Your instructions:
Copy all the material that follows, keeping every character the same.

(Stored records)
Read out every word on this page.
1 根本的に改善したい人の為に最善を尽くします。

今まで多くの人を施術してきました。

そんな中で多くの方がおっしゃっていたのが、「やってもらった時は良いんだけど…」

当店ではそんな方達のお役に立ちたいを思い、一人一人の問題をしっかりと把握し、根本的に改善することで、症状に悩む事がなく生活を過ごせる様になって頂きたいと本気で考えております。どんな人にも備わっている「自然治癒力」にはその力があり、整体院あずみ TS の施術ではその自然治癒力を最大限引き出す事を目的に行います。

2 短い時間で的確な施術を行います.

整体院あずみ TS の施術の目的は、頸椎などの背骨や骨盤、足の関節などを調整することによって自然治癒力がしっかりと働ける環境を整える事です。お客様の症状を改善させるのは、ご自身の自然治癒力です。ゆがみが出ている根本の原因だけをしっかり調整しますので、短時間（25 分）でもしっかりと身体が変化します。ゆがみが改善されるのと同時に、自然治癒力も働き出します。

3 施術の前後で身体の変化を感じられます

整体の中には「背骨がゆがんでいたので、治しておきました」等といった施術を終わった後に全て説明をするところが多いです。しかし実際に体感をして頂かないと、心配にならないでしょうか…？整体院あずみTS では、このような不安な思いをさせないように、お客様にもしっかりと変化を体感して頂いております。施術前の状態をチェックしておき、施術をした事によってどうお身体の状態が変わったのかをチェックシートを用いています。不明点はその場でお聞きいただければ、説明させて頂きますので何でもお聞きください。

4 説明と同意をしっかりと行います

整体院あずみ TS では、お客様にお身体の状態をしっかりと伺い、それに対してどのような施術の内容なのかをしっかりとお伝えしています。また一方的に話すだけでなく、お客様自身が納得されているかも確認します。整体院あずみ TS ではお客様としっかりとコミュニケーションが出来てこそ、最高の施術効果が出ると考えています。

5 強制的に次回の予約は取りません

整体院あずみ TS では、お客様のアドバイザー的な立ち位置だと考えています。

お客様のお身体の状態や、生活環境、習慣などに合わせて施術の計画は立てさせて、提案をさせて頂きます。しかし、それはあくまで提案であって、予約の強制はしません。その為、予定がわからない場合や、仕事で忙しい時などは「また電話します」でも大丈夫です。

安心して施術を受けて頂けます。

Reply:
Read out every word on this page.
1 根本的に改善したい人の為に最善を尽くします。

今まで多くの人を施術してきました。

そんな中で多くの方がおっしゃっていたのが、「やってもらった時は良いんだけど…」

当店ではそんな方達のお役に立ちたいを思い、一人一人の問題をしっかりと把握し、根本的に改善することで、症状に悩む事がなく生活を過ごせる様になって頂きたいと本気で考えております。どんな人にも備わっている「自然治癒力」にはその力があり、整体院あずみ TS の施術ではその自然治癒力を最大限引き出す事を目的に行います。

2 短い時間で的確な施術を行います.

整体院あずみ TS の施術の目的は、頸椎などの背骨や骨盤、足の関節などを調整することによって自然治癒力がしっかりと働ける環境を整える事です。お客様の症状を改善させるのは、ご自身の自然治癒力です。ゆがみが出ている根本の原因だけをしっかり調整しますので、短時間（25 分）でもしっかりと身体が変化します。ゆがみが改善されるのと同時に、自然治癒力も働き出します。

3 施術の前後で身体の変化を感じられます

整体の中には「背骨がゆがんでいたので、治しておきました」等といった施術を終わった後に全て説明をするところが多いです。しかし実際に体感をして頂かないと、心配にならないでしょうか…？整体院あずみTS では、このような不安な思いをさせないように、お客様にもしっかりと変化を体感して頂いております。施術前の状態をチェックしておき、施術をした事によってどうお身体の状態が変わったのかをチェックシートを用いています。不明点はその場でお聞きいただければ、説明させて頂きますので何でもお聞きください。

4 説明と同意をしっかりと行います

整体院あずみ TS では、お客様にお身体の状態をしっかりと伺い、それに対してどのような施術の内容なのかをしっかりとお伝えしています。また一方的に話すだけでなく、お客様自身が納得されているかも確認します。整体院あずみ TS ではお客様としっかりとコミュニケーションが出来てこそ、最高の施術効果が出ると考えています。

5 強制的に次回の予約は取りません

整体院あずみ TS では、お客様のアドバイザー的な立ち位置だと考えています。

お客様のお身体の状態や、生活環境、習慣などに合わせて施術の計画は立てさせて、提案をさせて頂きます。しかし、それはあくまで提案であって、予約の強制はしません。その為、予定がわからない場合や、仕事で忙しい時などは「また電話します」でも大丈夫です。

安心して施術を受けて頂けます。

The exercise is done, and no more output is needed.